Artikel:

Compressione speciale italiano

Das Dynamics 2806 Modul des italienischen Herstellers Frap Audio wartet mit einer speziellen Kombination aus Kompressor und Expander auf. Damit soll es nicht nur fürs technische Eindämmen der Signaldynamik hervorragend geeignet sein, sondern sich auch als kreativ-flexibles Sounddesignwerkzeug empfehlen. Wir haben die Probe aufs Exempel gemacht.

von Georg Berger

Das italienische Unternehmen Frap Audio ist noch relativ kurz im weiten Rund der Tonstudio-Technik unterwegs. Doch ihre Firmengründer und Angestellten sind trotzdem alte Hasen im Business, denn unter der Firmenbezeichnung „Frap Tools“ produzieren sie in Modena seit einiger Zeit erfolgreich Synthesizer-Module im Eurorack-Format. Mit dem zum Test anstehenden einkanaligen Dynamics 2806 Modul feiert Frap Audio jetzt seinen Einstand im Markt. Das im populären API 500-Format konstruierte Modul enthält einen Kompressor und einen Expander, die sich nach allen Regeln der Kunst detailliert einstellen lassen, um lautes leiser und leises, noch leiser zu machen. Mehr noch stehen beide Prozessoren nicht isoliert für sich, sondern interagieren miteinander. Dabei hat sich Frap Audio bei der Konstruktion ihres Prozessors vom ADR Compex F760X Kompressor inspirieren lassen, wie mir Frap Audio Mitarbeiter Giovanni Grandi verrät. Kostenpunkt: 1.330 Euro. Damit rangiert der Frap Audio Dynamikknecht auf Augenhöhe zu Highend-Mitbewerbern wie SSL, Chandler Limited, Rupert Neve Designs, Great River oder API, die für ihre Kompressor-Module ähnliche oder sogar noch höhere Preise aufrufen. Das weckt natürlich Erwartungen an den Klang und die enthaltenen Features. Später dazu mehr. Konzeptionell soll sich das 2806-Modul durch eine gleichsam einfache Bedienung wie auch flexible Einsatzmöglichkeiten auszeichnen, um dem Anwender ohne viel Mühen stets professionelle Ergebnisse zu liefern. Zusätzlich wurde Wert auf ein möglichst geradliniges Schaltungsdesign gelegt, das frei von unnötigen Zwischenstufen im Audiopfad ist. So werkeln zwei separate Sidechain-Steuerschaltkreise im Inneren des Moduls – einer für den Kompressor, der andere für den Expander – die gemeinsam auf einen Verstärkerschaltkreis einwirken. Der Kompressor-Sidechain ist dabei Feed-Back und der Expander-Sidechain auf Feed-Forward geschaltet (siehe Kasten auf Seite xx). Zudem offeriert das Modul verschiedene teils nicht selbstverständliche Features und Arbeitsmodi, die für die versprochene Flexibilität sorgen. Doch genug der Vorrede, schauen wir uns das Modul einmal näher an.

Daten:
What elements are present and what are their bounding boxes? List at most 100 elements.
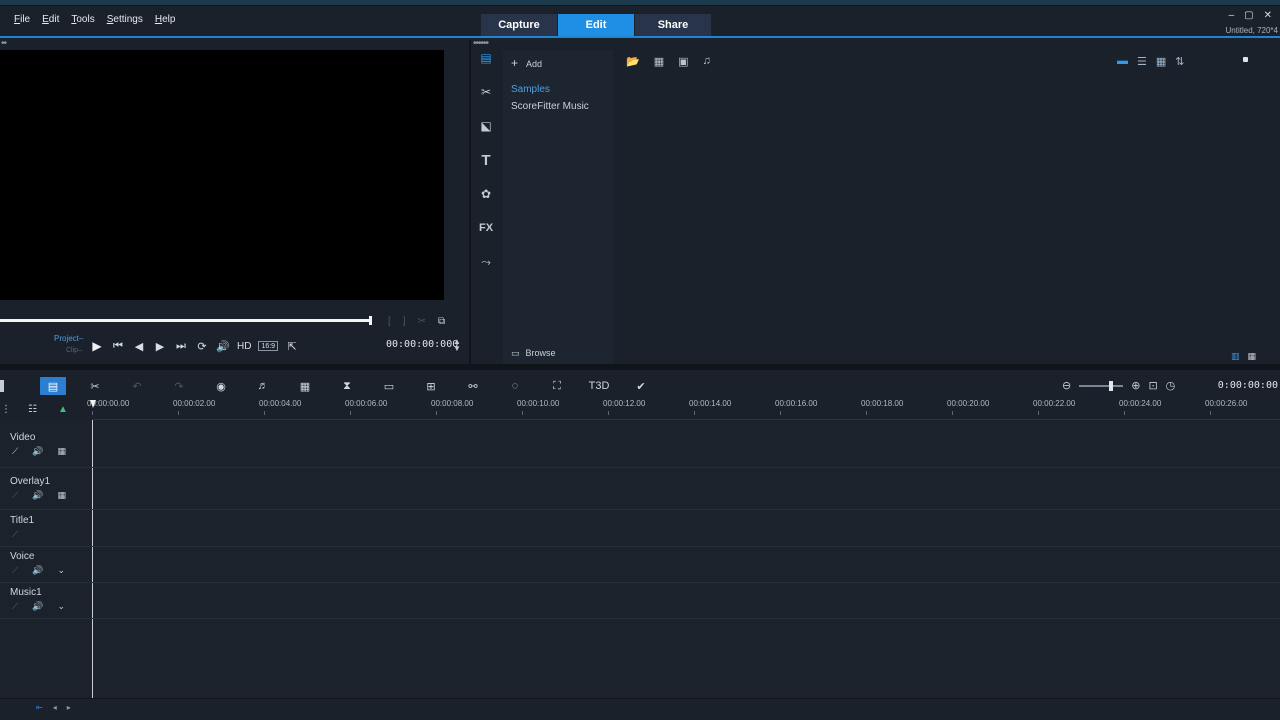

Übungsaufgaben:
**1.** Entnehmen Sie dem Artikel über das Dynamics 2806 den Abschnitt von „Compressione speciale italiano“ bis einschließlich „aufs Exempel gemacht.“ und geben Sie ihn wortgetreu wieder.
**2.** Beantworten Sie anhand des Artikels über das Dynamics 2806 die folgenden Fragen:
(a) In welcher Stadt produziert das Unternehmen unter der Bezeichnung „Frap Tools“ Synthesizer-Module?
(b) Zu welchem Preis wird das Dynamics 2806 angeboten?
(c) Auf welche Schaltungsart ist der Expander-Sidechain gesetzt?

Vollständige Lösungen:
**1.**
Compressione speciale italiano

Das Dynamics 2806 Modul des italienischen Herstellers Frap Audio wartet mit einer speziellen Kombination aus Kompressor und Expander auf. Damit soll es nicht nur fürs technische Eindämmen der Signaldynamik hervorragend geeignet sein, sondern sich auch als kreativ-flexibles Sounddesignwerkzeug empfehlen. Wir haben die Probe aufs Exempel gemacht.

**2.**
(a) In Modena.
(b) 1.330 Euro.
(c) Auf Feed-Forward.